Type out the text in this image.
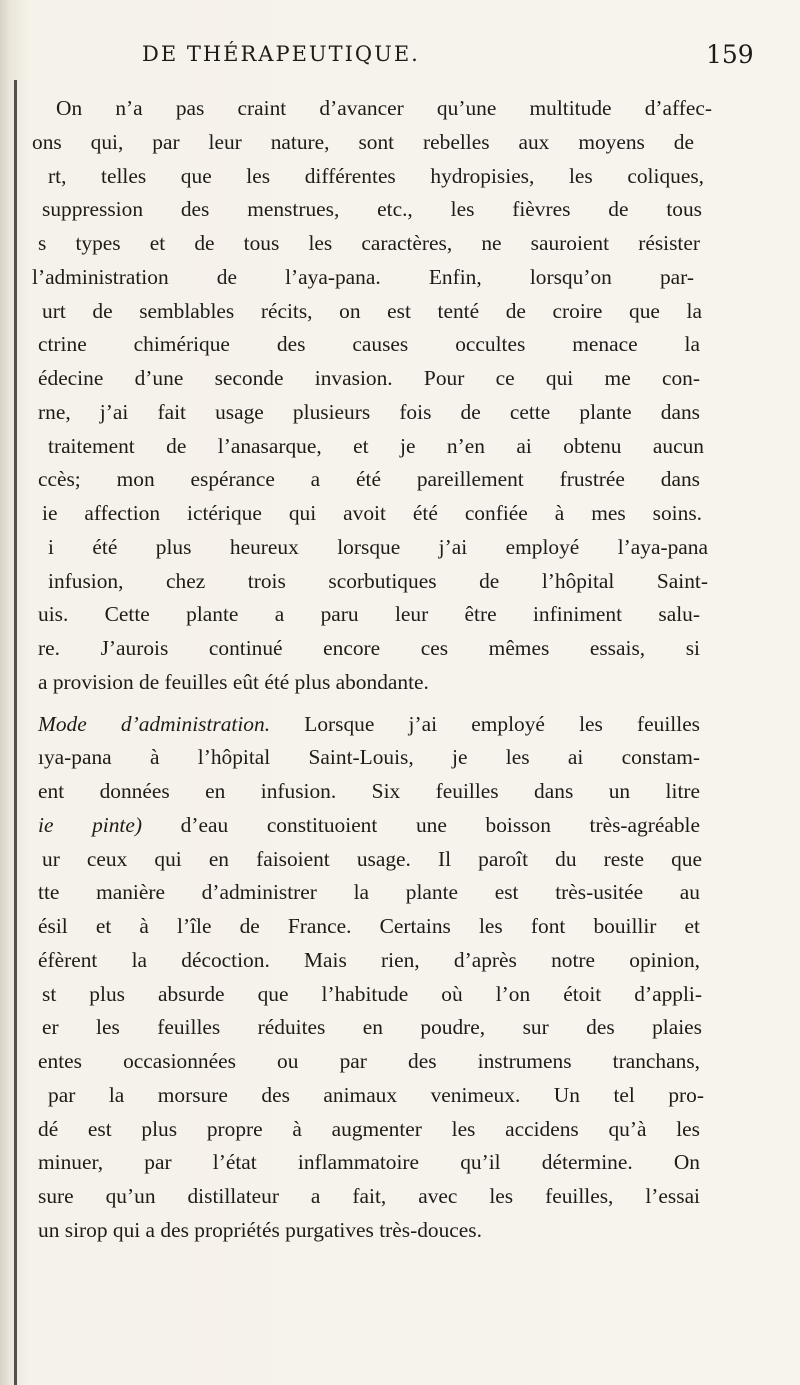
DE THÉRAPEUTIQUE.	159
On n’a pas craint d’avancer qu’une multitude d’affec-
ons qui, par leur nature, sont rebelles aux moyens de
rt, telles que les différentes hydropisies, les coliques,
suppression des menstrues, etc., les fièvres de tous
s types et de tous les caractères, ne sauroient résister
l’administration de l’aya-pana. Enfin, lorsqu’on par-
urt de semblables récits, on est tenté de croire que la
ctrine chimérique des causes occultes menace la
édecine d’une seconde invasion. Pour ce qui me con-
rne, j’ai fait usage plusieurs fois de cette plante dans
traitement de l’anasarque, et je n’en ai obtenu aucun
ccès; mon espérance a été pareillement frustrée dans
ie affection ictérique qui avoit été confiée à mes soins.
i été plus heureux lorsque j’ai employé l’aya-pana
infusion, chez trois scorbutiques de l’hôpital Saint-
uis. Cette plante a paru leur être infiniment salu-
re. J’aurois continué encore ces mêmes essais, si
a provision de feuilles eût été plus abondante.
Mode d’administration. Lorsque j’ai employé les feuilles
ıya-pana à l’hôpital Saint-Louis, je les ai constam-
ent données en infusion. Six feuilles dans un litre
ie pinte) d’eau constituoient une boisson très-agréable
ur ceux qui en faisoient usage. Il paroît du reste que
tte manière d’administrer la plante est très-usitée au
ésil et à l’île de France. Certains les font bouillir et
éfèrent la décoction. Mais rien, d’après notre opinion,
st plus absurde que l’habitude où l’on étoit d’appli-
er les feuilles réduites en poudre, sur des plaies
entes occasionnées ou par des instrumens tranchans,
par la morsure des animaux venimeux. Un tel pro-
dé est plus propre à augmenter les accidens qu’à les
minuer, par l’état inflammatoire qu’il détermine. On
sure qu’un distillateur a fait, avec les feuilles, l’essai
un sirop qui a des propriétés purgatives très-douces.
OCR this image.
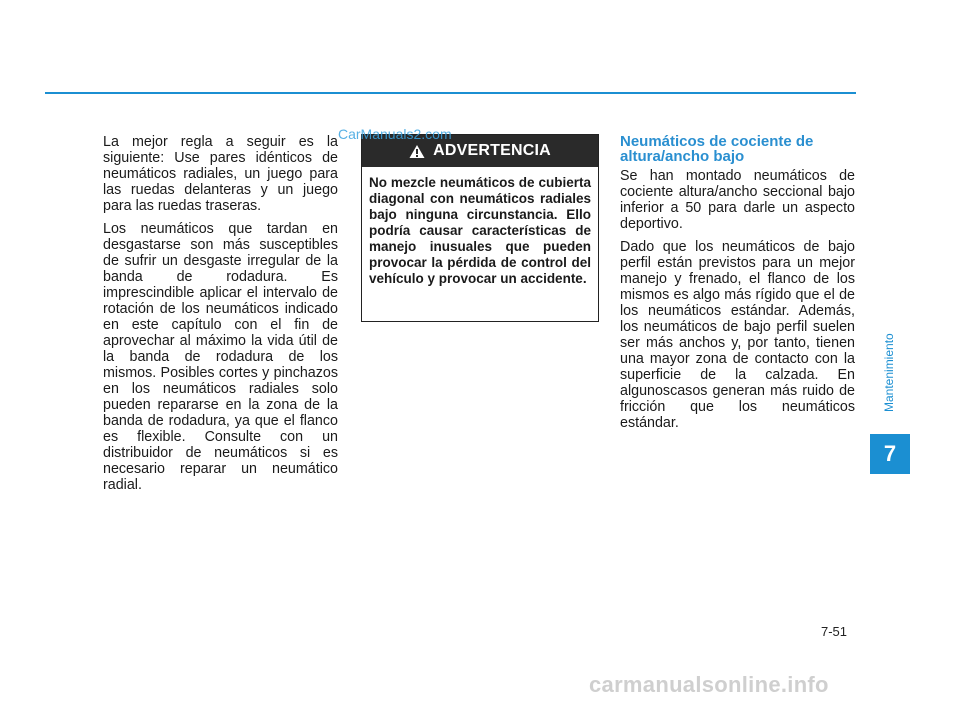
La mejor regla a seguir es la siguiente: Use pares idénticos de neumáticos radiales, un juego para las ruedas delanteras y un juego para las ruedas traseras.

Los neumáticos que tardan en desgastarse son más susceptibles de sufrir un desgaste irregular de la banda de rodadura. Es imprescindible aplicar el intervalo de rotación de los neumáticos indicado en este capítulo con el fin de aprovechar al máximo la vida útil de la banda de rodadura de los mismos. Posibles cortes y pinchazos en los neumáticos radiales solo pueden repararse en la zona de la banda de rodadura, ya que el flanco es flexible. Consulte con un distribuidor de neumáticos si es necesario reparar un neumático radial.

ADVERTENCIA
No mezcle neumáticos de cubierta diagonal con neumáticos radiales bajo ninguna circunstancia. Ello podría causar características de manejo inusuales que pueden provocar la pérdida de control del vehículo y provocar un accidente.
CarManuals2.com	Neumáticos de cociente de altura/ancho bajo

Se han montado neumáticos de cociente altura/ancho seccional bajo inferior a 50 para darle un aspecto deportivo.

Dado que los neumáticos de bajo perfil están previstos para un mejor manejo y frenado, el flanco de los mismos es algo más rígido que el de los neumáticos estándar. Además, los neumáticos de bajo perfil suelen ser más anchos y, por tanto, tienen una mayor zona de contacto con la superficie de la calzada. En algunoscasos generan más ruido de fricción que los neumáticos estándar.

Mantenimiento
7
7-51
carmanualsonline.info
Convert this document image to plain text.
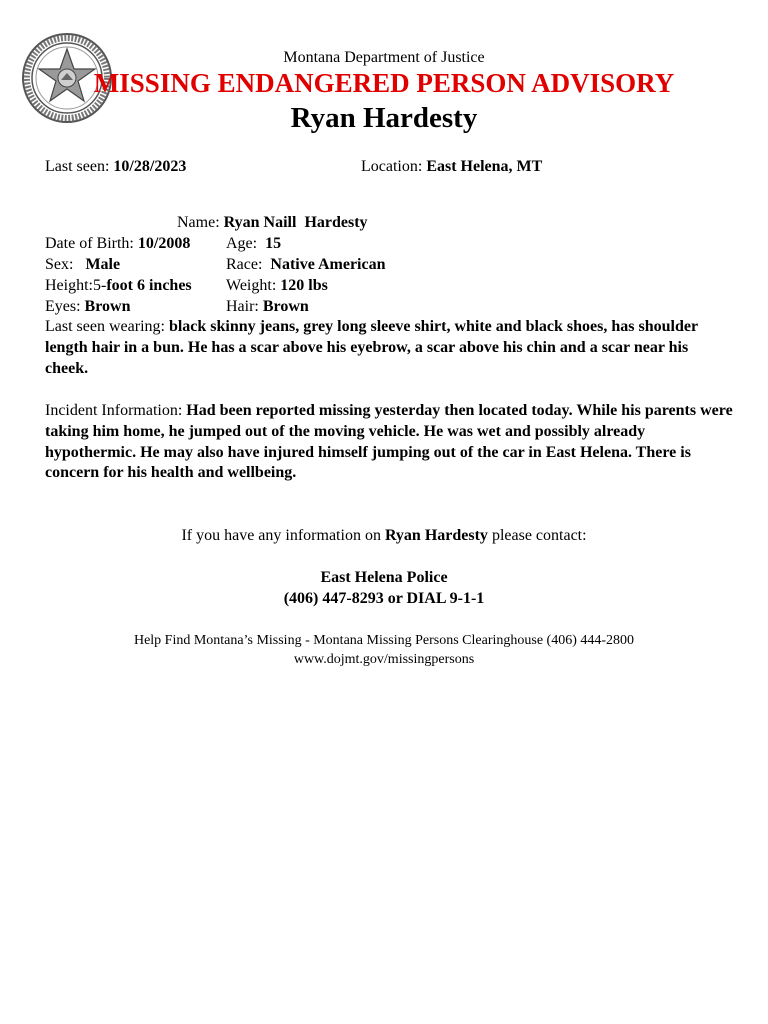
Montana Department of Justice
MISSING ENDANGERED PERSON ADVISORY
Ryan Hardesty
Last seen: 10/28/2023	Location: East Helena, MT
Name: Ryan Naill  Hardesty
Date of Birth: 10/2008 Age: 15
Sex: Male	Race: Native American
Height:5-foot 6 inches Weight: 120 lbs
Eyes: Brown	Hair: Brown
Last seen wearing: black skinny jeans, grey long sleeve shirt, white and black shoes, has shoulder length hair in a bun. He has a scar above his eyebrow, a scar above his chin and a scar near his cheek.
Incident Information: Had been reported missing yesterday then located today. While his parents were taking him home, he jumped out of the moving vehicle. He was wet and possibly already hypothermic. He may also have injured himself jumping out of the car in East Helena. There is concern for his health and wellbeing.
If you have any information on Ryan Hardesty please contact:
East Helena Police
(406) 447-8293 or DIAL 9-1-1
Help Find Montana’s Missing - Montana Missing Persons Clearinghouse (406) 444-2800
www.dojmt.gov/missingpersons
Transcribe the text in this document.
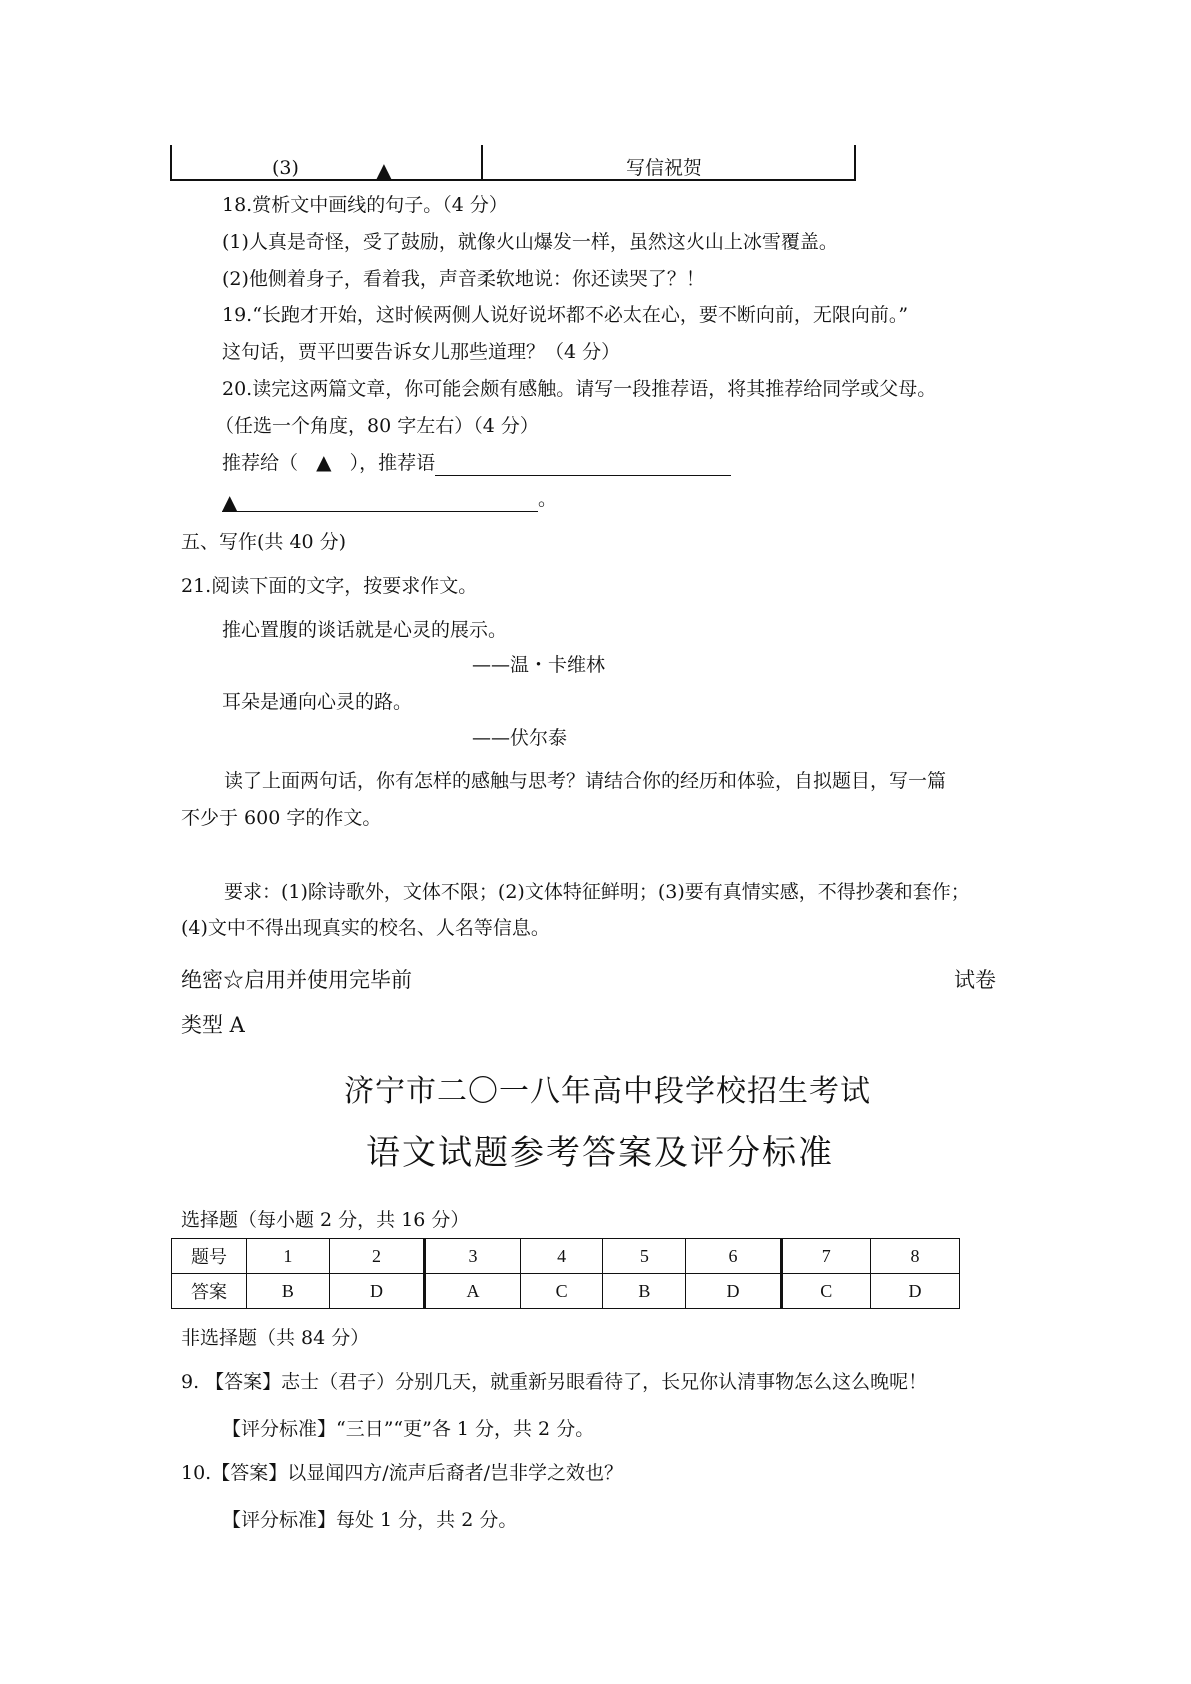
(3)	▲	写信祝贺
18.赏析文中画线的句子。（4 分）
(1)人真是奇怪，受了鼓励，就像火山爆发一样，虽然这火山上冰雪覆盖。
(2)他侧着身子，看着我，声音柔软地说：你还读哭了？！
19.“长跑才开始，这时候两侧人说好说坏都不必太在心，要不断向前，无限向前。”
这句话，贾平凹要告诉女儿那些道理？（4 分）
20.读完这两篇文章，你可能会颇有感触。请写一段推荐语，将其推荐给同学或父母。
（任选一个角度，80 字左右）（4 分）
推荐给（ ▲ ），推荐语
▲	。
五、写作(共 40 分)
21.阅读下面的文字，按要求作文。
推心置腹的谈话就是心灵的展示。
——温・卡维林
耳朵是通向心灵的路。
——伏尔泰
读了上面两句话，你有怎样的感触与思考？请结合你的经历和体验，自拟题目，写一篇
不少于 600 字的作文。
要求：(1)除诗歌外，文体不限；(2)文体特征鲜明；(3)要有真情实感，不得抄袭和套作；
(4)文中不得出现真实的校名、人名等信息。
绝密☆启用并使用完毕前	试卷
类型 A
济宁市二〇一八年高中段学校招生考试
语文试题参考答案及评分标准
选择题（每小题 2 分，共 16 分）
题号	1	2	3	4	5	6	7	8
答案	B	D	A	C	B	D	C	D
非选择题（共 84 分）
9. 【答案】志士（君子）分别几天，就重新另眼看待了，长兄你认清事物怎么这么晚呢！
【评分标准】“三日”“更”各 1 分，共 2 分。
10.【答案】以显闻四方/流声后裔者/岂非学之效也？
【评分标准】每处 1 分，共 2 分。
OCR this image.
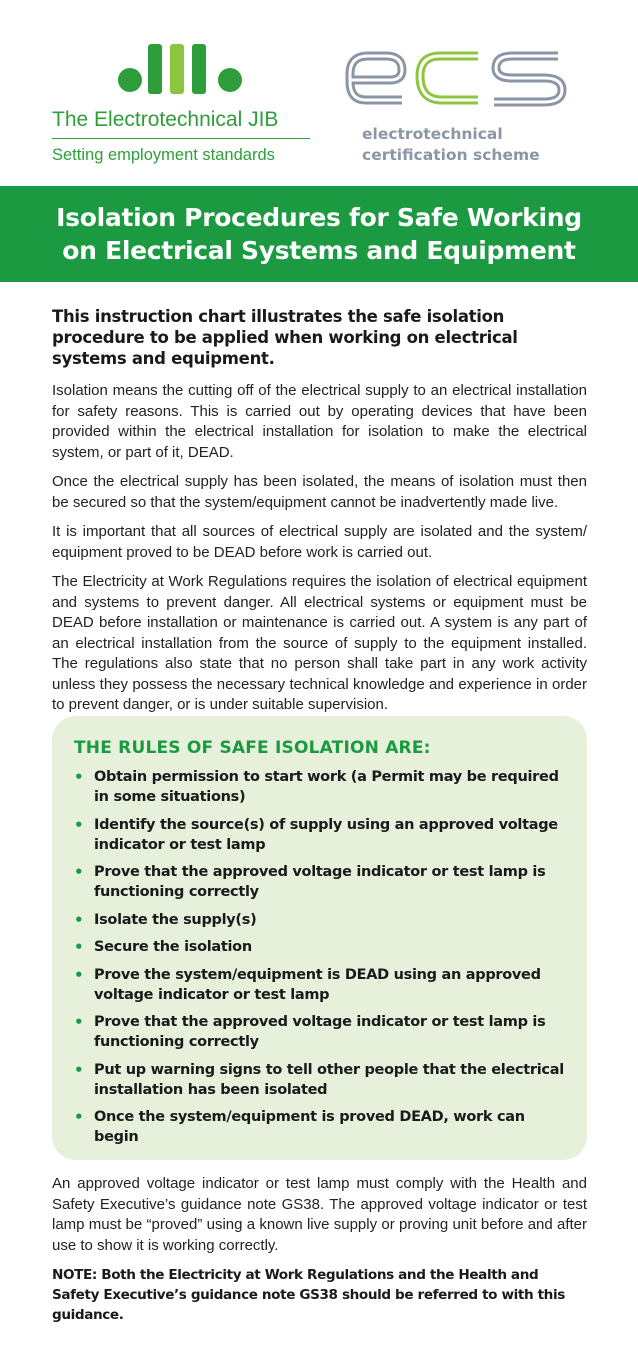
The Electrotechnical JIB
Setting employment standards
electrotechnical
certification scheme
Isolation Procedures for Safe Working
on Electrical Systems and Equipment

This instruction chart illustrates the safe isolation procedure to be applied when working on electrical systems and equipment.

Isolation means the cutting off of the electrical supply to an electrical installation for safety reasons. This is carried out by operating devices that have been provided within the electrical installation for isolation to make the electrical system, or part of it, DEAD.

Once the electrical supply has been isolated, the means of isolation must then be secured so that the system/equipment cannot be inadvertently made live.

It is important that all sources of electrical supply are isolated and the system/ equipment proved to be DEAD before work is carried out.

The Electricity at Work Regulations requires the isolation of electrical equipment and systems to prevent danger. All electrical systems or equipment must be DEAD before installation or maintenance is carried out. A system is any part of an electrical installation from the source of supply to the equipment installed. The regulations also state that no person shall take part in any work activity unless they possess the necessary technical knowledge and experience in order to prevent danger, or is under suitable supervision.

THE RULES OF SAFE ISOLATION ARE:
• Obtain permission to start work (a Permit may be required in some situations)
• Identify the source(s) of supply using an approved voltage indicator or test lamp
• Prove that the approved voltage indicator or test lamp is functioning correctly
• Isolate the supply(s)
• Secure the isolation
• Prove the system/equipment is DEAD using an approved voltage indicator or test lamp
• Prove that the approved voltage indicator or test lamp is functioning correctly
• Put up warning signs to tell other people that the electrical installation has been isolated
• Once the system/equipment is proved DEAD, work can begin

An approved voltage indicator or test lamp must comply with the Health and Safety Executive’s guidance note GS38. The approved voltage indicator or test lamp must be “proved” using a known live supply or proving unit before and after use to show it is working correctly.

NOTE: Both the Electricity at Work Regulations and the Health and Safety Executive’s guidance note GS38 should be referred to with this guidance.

----

* _Work to complete_: Using the listing above, gather each line that holds the string "tous" and copy it.

* _Problem solution_:
suppression des menstrues, etc., les fièvres de tous
s types et de tous les caractères, ne sauroient résister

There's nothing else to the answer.